### What is asked
Collect every line in the records below that contains the word "season".
# START OF Source material
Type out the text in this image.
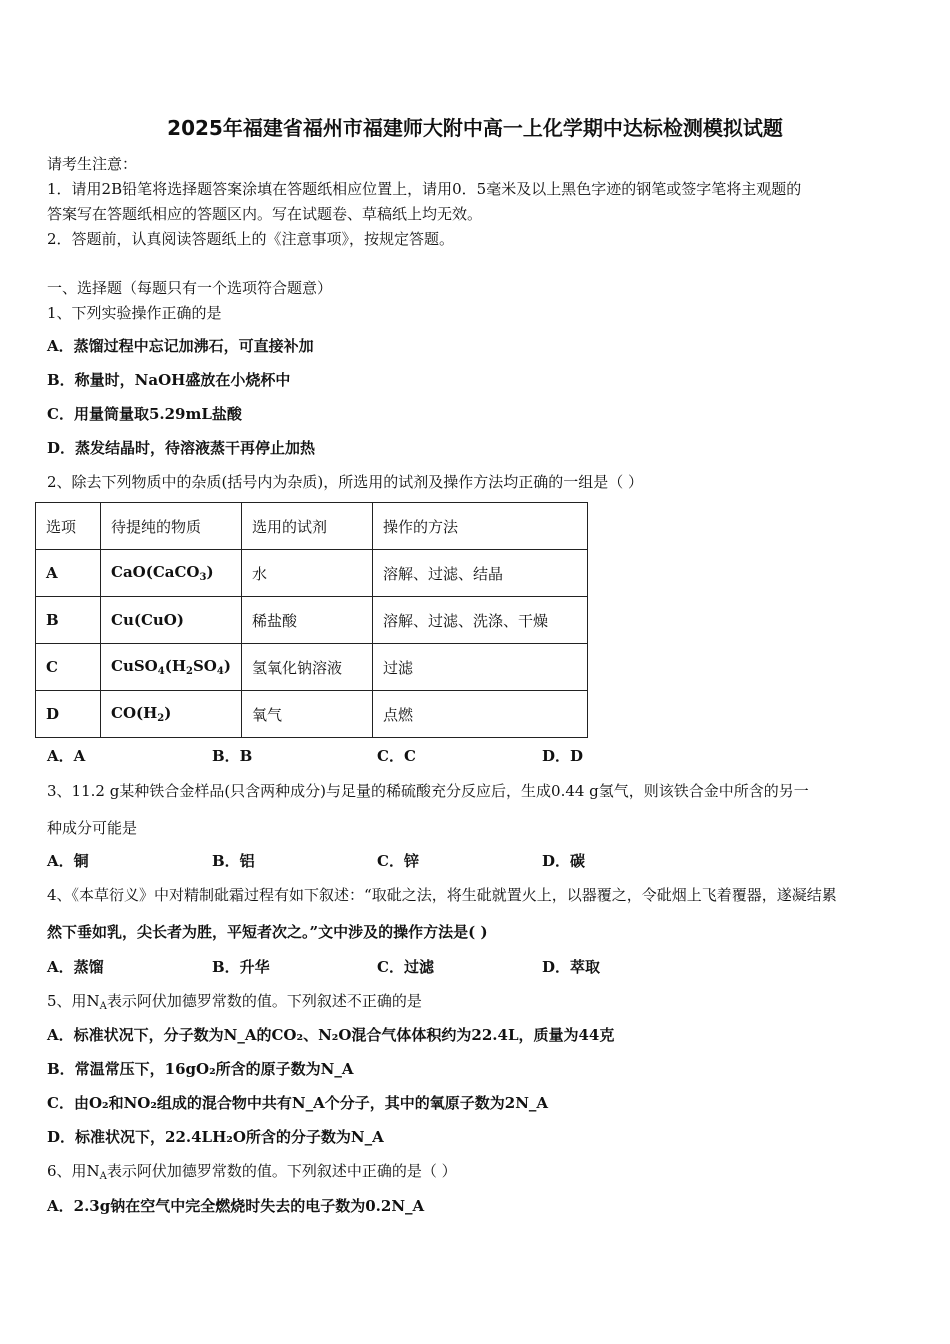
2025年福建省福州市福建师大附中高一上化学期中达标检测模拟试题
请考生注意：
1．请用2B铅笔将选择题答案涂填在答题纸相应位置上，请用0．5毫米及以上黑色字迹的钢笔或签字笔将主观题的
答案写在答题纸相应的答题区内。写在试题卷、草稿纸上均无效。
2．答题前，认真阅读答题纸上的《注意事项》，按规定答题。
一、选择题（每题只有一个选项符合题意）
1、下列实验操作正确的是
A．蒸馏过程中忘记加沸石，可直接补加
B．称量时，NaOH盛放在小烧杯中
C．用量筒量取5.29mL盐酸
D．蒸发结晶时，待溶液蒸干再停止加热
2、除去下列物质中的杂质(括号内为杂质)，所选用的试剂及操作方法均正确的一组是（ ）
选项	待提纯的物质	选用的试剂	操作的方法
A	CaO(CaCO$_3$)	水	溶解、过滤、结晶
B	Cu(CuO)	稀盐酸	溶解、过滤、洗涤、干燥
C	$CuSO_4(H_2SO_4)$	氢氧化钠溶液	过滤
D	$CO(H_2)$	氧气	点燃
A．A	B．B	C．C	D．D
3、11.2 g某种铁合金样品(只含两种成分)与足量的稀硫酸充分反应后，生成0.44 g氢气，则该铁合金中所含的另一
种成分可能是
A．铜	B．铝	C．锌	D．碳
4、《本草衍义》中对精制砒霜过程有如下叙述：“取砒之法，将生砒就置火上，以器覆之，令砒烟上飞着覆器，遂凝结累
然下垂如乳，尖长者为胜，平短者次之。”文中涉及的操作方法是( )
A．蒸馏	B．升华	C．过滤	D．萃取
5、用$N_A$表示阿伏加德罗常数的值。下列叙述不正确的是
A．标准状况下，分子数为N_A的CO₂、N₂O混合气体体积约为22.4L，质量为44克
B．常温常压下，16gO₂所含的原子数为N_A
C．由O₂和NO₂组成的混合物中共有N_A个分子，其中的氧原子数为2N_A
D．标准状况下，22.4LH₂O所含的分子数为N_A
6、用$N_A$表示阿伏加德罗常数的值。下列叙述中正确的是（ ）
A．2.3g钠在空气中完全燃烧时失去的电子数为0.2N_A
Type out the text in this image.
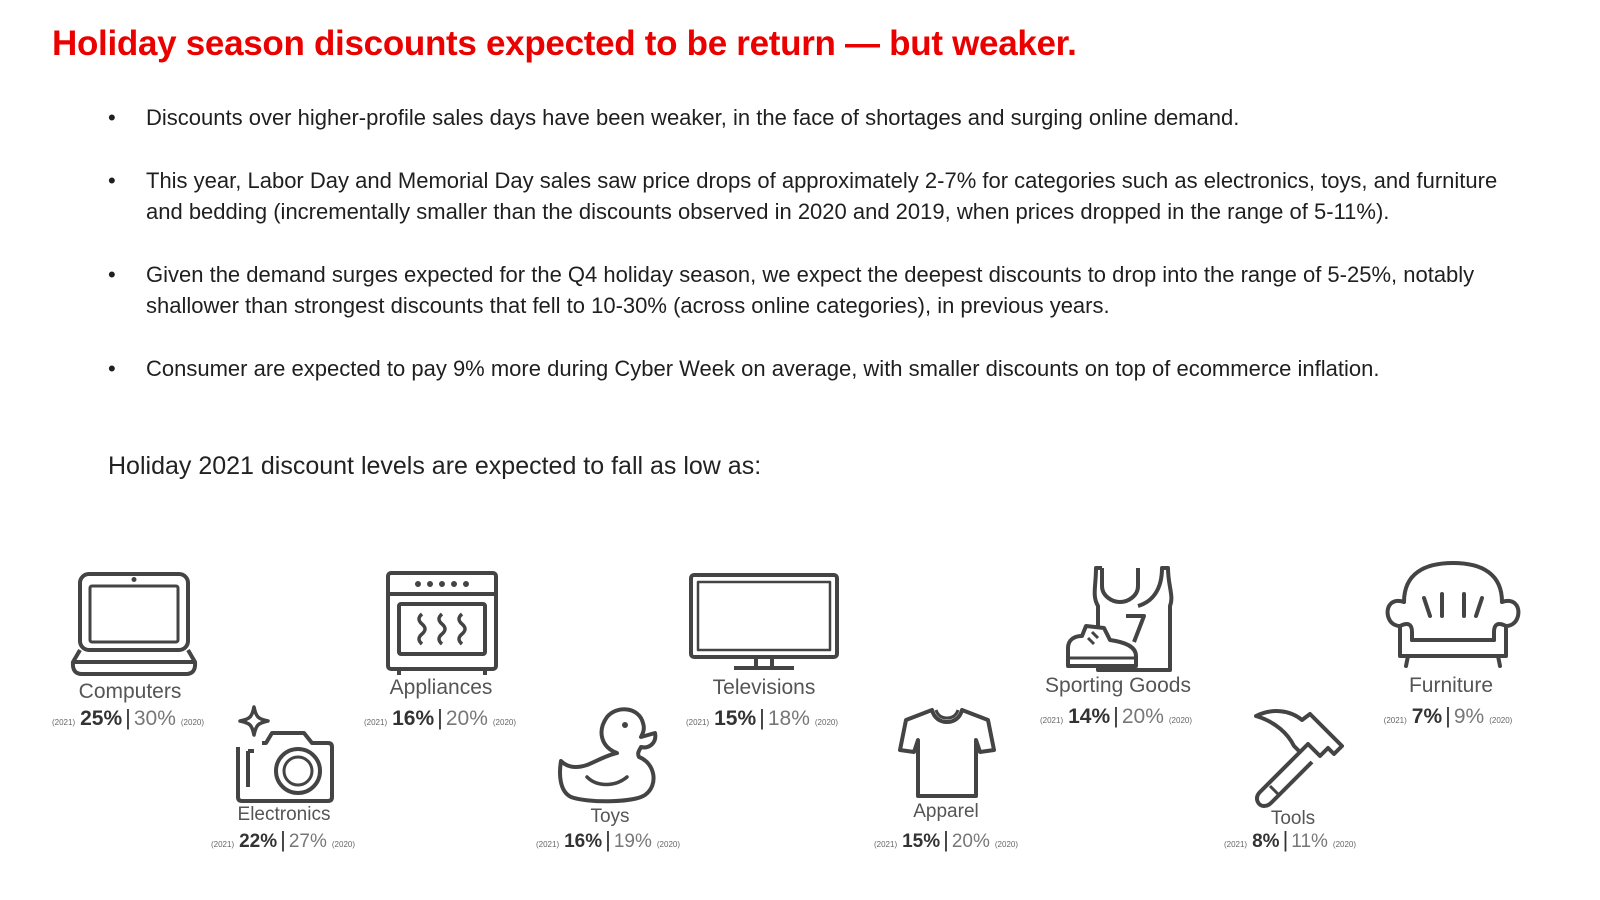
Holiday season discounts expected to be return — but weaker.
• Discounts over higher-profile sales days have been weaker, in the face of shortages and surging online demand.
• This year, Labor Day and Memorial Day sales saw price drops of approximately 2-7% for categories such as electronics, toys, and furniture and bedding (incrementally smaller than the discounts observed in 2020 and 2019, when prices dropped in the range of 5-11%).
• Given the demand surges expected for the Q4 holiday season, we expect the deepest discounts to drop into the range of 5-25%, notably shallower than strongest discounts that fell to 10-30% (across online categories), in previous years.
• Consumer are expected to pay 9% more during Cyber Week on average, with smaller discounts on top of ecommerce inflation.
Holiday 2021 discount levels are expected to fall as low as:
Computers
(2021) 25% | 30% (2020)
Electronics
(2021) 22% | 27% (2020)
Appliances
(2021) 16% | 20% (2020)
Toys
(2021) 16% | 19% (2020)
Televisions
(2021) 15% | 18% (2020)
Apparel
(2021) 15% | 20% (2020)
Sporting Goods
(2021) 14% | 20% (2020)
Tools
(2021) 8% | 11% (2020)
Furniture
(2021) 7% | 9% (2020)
# END OF Source material
### Solution
Holiday season discounts expected to be return — but weaker.
• Given the demand surges expected for the Q4 holiday season, we expect the deepest discounts to drop into the range of 5-25%, notably shallower than strongest discounts that fell to 10-30% (across online categories), in previous years.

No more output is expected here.